• [Supplied data]
⟨
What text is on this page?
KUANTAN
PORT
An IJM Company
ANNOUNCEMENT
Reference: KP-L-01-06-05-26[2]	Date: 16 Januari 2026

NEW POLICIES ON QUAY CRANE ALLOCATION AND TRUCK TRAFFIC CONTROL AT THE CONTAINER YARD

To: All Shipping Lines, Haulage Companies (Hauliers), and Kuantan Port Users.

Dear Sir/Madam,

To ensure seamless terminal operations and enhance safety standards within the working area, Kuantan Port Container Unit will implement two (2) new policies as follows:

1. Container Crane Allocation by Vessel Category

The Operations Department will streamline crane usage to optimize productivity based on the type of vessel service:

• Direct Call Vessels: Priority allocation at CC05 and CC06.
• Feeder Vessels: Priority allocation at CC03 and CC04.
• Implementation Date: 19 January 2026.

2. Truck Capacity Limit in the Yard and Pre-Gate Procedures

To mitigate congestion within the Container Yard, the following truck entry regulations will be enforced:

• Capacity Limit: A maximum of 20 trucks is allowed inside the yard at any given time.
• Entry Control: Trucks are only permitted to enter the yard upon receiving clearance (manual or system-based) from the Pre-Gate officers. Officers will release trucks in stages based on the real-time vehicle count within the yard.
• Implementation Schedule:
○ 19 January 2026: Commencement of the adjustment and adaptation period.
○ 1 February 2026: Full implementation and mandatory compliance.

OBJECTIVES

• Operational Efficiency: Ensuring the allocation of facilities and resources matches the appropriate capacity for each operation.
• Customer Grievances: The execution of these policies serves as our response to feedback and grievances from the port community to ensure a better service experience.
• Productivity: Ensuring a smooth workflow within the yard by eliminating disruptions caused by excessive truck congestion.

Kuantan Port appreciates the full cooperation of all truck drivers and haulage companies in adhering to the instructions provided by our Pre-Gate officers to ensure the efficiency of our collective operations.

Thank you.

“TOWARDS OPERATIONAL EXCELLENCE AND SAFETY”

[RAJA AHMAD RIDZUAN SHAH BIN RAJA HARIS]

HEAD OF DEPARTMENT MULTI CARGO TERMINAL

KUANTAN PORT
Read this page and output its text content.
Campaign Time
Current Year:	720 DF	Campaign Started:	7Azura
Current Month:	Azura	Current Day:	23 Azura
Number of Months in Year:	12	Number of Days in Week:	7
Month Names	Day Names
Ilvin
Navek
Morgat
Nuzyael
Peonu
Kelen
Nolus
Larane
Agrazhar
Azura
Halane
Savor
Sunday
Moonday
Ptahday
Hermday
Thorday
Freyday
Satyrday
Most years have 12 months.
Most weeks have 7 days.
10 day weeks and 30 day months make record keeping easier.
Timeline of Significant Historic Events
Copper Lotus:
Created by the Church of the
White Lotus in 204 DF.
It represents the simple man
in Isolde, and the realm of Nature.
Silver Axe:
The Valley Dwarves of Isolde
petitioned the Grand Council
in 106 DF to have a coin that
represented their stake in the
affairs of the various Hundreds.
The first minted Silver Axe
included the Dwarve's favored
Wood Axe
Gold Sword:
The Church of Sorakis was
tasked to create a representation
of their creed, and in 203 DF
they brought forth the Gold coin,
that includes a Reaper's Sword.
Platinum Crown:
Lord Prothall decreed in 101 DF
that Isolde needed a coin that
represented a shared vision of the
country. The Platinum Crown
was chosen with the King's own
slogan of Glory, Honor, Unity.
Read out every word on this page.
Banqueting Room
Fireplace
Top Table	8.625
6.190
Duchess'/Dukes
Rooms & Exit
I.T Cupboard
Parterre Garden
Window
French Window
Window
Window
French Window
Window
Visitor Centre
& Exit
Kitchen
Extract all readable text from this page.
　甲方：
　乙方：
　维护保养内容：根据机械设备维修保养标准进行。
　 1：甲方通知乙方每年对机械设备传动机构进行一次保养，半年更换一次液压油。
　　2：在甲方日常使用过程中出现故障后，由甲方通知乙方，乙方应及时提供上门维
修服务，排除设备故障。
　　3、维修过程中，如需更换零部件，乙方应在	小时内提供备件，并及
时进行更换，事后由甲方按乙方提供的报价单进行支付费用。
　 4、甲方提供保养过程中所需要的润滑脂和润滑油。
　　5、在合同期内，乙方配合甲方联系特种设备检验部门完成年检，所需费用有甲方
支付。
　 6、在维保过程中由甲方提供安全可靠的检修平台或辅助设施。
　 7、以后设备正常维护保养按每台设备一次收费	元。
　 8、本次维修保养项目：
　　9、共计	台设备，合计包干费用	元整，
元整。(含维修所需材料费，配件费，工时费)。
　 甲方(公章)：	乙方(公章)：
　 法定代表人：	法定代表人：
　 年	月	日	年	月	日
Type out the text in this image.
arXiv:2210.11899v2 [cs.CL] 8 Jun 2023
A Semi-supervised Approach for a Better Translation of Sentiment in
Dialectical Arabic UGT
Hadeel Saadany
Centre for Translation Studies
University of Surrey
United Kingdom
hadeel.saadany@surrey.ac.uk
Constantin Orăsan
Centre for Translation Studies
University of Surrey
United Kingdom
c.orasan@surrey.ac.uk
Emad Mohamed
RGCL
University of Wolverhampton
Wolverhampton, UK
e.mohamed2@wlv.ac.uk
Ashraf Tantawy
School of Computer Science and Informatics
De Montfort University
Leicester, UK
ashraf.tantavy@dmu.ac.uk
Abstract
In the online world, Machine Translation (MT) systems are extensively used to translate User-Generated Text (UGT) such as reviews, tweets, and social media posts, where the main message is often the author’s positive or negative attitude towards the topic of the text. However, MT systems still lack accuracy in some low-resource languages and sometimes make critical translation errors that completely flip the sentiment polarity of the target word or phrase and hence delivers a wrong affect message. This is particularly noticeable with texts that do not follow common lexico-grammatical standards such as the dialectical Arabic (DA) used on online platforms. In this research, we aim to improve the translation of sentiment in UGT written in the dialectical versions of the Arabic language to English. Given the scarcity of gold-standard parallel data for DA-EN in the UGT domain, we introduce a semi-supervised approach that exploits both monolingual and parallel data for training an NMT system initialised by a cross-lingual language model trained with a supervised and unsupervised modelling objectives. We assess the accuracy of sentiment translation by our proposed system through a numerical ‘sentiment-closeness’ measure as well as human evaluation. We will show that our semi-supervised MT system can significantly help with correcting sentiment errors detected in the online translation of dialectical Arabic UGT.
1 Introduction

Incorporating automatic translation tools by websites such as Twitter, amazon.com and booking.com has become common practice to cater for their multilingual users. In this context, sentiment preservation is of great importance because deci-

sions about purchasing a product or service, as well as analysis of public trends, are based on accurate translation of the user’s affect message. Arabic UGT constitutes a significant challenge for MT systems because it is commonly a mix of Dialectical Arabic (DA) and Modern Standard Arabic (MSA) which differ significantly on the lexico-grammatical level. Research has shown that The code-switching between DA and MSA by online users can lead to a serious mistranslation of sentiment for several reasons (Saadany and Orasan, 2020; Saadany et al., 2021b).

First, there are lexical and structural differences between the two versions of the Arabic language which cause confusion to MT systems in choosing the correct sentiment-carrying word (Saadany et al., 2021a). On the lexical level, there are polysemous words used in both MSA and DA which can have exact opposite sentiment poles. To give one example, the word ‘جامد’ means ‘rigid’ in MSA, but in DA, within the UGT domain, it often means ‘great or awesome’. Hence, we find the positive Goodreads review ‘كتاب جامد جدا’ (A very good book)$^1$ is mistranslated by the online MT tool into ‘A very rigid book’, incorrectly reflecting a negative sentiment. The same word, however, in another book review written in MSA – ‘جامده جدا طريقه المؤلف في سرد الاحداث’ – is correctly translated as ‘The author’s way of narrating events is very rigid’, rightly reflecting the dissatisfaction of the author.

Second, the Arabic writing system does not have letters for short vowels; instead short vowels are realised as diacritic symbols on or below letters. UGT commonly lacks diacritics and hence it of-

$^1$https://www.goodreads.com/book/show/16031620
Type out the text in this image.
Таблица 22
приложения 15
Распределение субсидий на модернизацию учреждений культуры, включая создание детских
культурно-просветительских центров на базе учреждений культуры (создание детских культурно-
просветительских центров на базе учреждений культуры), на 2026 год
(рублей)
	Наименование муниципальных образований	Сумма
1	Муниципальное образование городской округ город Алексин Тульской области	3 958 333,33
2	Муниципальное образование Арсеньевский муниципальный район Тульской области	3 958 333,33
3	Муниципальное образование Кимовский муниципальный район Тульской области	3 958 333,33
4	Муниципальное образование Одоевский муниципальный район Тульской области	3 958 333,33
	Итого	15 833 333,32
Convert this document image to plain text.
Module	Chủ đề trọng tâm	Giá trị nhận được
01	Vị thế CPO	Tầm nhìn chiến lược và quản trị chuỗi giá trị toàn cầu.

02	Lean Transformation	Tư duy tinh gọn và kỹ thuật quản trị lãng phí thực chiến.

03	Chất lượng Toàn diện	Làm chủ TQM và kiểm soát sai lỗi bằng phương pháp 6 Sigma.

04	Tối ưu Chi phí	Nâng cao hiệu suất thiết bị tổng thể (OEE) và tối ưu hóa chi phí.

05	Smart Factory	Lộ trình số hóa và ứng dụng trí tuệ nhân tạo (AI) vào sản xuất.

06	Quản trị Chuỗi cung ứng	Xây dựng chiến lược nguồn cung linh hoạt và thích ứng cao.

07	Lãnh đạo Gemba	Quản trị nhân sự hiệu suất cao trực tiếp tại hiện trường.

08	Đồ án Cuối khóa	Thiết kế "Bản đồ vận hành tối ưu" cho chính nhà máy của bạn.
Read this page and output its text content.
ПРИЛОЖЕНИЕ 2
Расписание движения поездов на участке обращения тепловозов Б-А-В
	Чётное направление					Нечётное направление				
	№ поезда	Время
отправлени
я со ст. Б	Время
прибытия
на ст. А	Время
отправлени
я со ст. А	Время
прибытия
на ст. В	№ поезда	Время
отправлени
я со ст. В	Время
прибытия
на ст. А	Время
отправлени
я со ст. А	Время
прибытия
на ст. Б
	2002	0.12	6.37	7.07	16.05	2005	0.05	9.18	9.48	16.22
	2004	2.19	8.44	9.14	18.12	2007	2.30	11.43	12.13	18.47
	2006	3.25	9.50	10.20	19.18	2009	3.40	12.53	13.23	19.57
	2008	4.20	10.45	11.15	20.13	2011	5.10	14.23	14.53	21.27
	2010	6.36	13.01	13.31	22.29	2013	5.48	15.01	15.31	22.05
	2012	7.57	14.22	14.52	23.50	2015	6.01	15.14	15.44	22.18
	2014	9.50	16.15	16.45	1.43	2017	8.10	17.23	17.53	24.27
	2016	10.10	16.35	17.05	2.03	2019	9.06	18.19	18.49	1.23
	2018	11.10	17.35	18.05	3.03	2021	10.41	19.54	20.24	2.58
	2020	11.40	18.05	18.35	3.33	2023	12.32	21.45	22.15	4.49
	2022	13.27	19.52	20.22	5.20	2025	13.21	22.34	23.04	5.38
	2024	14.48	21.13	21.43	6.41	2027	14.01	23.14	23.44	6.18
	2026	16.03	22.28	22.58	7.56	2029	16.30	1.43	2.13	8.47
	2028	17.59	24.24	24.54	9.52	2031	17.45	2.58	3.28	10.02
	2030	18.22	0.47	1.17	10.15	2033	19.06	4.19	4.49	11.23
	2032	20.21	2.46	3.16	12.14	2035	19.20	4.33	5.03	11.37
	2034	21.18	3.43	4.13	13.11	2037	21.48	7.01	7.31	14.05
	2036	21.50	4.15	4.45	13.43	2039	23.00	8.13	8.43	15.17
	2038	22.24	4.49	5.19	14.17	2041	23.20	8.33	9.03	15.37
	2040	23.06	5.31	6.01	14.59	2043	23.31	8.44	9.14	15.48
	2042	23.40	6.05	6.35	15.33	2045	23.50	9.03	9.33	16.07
⟩
• [Instructions for the task] From the data above, work out how many lines hold "Муниципальное". Answer with the number alone.

• [Task solution] 4